▸ **Challenge**: Transcribe every line of the records below word for word, changing nothing.

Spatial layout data

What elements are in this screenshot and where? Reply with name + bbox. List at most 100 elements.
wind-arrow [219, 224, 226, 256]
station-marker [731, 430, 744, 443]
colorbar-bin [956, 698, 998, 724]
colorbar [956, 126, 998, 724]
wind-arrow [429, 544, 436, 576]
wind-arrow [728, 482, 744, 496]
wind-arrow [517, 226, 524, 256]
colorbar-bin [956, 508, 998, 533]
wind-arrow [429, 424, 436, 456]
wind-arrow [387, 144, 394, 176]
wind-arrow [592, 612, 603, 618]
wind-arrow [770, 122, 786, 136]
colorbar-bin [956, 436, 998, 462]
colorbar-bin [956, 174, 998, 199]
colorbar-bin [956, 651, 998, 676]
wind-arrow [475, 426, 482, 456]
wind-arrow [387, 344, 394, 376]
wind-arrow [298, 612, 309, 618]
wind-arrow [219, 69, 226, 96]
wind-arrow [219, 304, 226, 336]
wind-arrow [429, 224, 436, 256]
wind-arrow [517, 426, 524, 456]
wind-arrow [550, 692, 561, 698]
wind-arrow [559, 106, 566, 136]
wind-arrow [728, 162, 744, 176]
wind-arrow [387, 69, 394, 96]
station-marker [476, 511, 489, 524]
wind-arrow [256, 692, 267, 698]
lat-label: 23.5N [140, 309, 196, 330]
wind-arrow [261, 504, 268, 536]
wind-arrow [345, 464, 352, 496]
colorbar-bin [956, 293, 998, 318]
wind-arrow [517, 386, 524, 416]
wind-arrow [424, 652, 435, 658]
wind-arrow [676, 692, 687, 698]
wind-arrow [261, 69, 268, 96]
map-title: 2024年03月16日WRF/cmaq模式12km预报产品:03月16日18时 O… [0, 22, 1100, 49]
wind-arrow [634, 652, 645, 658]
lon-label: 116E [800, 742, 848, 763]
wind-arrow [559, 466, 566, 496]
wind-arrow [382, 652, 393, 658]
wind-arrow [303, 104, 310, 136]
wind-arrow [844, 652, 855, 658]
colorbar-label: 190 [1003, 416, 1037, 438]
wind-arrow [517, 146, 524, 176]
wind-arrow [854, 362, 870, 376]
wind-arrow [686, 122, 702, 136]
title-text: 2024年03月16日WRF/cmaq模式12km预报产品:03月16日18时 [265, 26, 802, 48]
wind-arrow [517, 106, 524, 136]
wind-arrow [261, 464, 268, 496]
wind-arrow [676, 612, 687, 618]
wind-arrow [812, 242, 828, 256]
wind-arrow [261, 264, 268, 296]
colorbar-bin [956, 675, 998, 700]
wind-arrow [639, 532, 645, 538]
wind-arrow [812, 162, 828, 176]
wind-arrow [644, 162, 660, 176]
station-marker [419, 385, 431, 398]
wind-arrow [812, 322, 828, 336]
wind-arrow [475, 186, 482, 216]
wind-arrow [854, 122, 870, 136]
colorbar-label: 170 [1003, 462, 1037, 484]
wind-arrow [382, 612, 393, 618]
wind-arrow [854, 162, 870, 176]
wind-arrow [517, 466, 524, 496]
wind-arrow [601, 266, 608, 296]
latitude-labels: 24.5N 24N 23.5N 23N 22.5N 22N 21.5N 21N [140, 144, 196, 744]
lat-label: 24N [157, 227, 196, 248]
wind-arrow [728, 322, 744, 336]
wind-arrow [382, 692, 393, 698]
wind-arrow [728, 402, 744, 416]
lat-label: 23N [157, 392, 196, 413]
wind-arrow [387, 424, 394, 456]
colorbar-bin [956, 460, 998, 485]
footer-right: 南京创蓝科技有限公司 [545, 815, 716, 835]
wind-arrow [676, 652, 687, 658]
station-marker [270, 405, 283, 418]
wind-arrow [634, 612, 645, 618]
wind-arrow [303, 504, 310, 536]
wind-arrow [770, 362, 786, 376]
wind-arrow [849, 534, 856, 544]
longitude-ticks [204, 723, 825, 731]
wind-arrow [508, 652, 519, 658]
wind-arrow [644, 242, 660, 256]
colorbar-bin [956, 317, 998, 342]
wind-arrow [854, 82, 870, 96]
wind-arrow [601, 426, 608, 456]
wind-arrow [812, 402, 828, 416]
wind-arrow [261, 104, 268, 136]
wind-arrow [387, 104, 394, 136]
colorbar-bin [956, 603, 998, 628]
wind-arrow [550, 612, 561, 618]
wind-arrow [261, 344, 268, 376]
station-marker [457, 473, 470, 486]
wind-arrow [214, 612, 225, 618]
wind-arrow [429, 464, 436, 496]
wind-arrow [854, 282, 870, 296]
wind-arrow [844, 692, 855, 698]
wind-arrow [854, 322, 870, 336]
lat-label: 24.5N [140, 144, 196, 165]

▸ **Task output**:
What elements are in this screenshot and where? Reply with name + bbox. List at most 100 elements.
wind-arrow [219, 224, 226, 256]
station-marker [731, 430, 744, 443]
colorbar-bin [956, 698, 998, 724]
colorbar [956, 126, 998, 724]
wind-arrow [429, 544, 436, 576]
wind-arrow [728, 482, 744, 496]
wind-arrow [517, 226, 524, 256]
colorbar-bin [956, 508, 998, 533]
wind-arrow [429, 424, 436, 456]
wind-arrow [387, 144, 394, 176]
wind-arrow [592, 612, 603, 618]
wind-arrow [770, 122, 786, 136]
colorbar-bin [956, 436, 998, 462]
colorbar-bin [956, 174, 998, 199]
colorbar-bin [956, 651, 998, 676]
wind-arrow [475, 426, 482, 456]
wind-arrow [387, 344, 394, 376]
wind-arrow [298, 612, 309, 618]
wind-arrow [219, 69, 226, 96]
wind-arrow [219, 304, 226, 336]
wind-arrow [429, 224, 436, 256]
wind-arrow [517, 426, 524, 456]
wind-arrow [550, 692, 561, 698]
wind-arrow [559, 106, 566, 136]
wind-arrow [728, 162, 744, 176]
wind-arrow [387, 69, 394, 96]
station-marker [476, 511, 489, 524]
wind-arrow [256, 692, 267, 698]
lat-label: 23.5N [140, 309, 196, 330]
wind-arrow [261, 504, 268, 536]
wind-arrow [345, 464, 352, 496]
colorbar-bin [956, 293, 998, 318]
wind-arrow [517, 386, 524, 416]
wind-arrow [424, 652, 435, 658]
wind-arrow [676, 692, 687, 698]
wind-arrow [261, 69, 268, 96]
map-title: 2024年03月16日WRF/cmaq模式12km预报产品:03月16日18时 O… [0, 22, 1100, 49]
wind-arrow [634, 652, 645, 658]
lon-label: 116E [800, 742, 848, 763]
wind-arrow [559, 466, 566, 496]
wind-arrow [382, 652, 393, 658]
wind-arrow [303, 104, 310, 136]
wind-arrow [844, 652, 855, 658]
colorbar-label: 190 [1003, 416, 1037, 438]
wind-arrow [517, 146, 524, 176]
wind-arrow [854, 362, 870, 376]
wind-arrow [686, 122, 702, 136]
title-text: 2024年03月16日WRF/cmaq模式12km预报产品:03月16日18时 [265, 26, 802, 48]
wind-arrow [517, 106, 524, 136]
wind-arrow [261, 464, 268, 496]
wind-arrow [676, 612, 687, 618]
wind-arrow [812, 242, 828, 256]
wind-arrow [261, 264, 268, 296]
colorbar-bin [956, 675, 998, 700]
wind-arrow [639, 532, 645, 538]
wind-arrow [812, 162, 828, 176]
wind-arrow [644, 162, 660, 176]
station-marker [419, 385, 431, 398]
wind-arrow [812, 322, 828, 336]
wind-arrow [475, 186, 482, 216]
wind-arrow [854, 122, 870, 136]
colorbar-label: 170 [1003, 462, 1037, 484]
wind-arrow [382, 612, 393, 618]
wind-arrow [854, 162, 870, 176]
wind-arrow [517, 466, 524, 496]
wind-arrow [601, 266, 608, 296]
latitude-labels: 24.5N 24N 23.5N 23N 22.5N 22N 21.5N 21N [140, 144, 196, 744]
lat-label: 24N [157, 227, 196, 248]
wind-arrow [728, 322, 744, 336]
wind-arrow [382, 692, 393, 698]
wind-arrow [728, 402, 744, 416]
lat-label: 23N [157, 392, 196, 413]
wind-arrow [387, 424, 394, 456]
colorbar-bin [956, 460, 998, 485]
footer-right: 南京创蓝科技有限公司 [545, 815, 716, 835]
wind-arrow [676, 652, 687, 658]
station-marker [270, 405, 283, 418]
wind-arrow [634, 612, 645, 618]
wind-arrow [303, 504, 310, 536]
wind-arrow [770, 362, 786, 376]
wind-arrow [849, 534, 856, 544]
longitude-ticks [204, 723, 825, 731]
wind-arrow [508, 652, 519, 658]
wind-arrow [644, 242, 660, 256]
colorbar-bin [956, 317, 998, 342]
wind-arrow [854, 82, 870, 96]
wind-arrow [601, 426, 608, 456]
wind-arrow [812, 402, 828, 416]
wind-arrow [261, 104, 268, 136]
wind-arrow [387, 104, 394, 136]
colorbar-bin [956, 603, 998, 628]
wind-arrow [550, 612, 561, 618]
wind-arrow [261, 344, 268, 376]
station-marker [457, 473, 470, 486]
wind-arrow [214, 612, 225, 618]
wind-arrow [429, 464, 436, 496]
wind-arrow [854, 282, 870, 296]
wind-arrow [844, 692, 855, 698]
wind-arrow [854, 322, 870, 336]
lat-label: 24.5N [140, 144, 196, 165]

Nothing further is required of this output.